======== DATA

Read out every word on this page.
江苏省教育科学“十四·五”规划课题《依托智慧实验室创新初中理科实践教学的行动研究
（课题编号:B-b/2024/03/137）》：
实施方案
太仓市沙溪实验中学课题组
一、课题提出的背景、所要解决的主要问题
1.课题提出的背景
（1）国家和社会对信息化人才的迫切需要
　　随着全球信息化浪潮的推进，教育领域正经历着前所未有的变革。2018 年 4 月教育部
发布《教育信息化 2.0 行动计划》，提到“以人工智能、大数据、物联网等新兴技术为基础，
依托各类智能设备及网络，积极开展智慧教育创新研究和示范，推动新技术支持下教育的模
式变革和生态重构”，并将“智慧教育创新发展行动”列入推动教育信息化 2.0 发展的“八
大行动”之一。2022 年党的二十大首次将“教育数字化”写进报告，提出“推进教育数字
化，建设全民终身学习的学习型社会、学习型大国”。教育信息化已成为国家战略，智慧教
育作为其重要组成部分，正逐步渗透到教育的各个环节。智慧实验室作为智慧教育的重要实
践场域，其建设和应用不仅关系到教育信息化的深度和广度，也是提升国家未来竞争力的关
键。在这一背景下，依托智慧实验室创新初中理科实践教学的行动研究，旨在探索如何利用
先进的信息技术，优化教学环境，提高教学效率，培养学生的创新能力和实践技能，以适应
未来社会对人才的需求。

================

All of the data must be returned exactly.

WRITTEN ANSWER –
Read out every word on this page.
江苏省教育科学“十四·五”规划课题《依托智慧实验室创新初中理科实践教学的行动研究
（课题编号:B-b/2024/03/137）》：
实施方案
太仓市沙溪实验中学课题组
一、课题提出的背景、所要解决的主要问题
1.课题提出的背景
（1）国家和社会对信息化人才的迫切需要
　　随着全球信息化浪潮的推进，教育领域正经历着前所未有的变革。2018 年 4 月教育部
发布《教育信息化 2.0 行动计划》，提到“以人工智能、大数据、物联网等新兴技术为基础，
依托各类智能设备及网络，积极开展智慧教育创新研究和示范，推动新技术支持下教育的模
式变革和生态重构”，并将“智慧教育创新发展行动”列入推动教育信息化 2.0 发展的“八
大行动”之一。2022 年党的二十大首次将“教育数字化”写进报告，提出“推进教育数字
化，建设全民终身学习的学习型社会、学习型大国”。教育信息化已成为国家战略，智慧教
育作为其重要组成部分，正逐步渗透到教育的各个环节。智慧实验室作为智慧教育的重要实
践场域，其建设和应用不仅关系到教育信息化的深度和广度，也是提升国家未来竞争力的关
键。在这一背景下，依托智慧实验室创新初中理科实践教学的行动研究，旨在探索如何利用
先进的信息技术，优化教学环境，提高教学效率，培养学生的创新能力和实践技能，以适应
未来社会对人才的需求。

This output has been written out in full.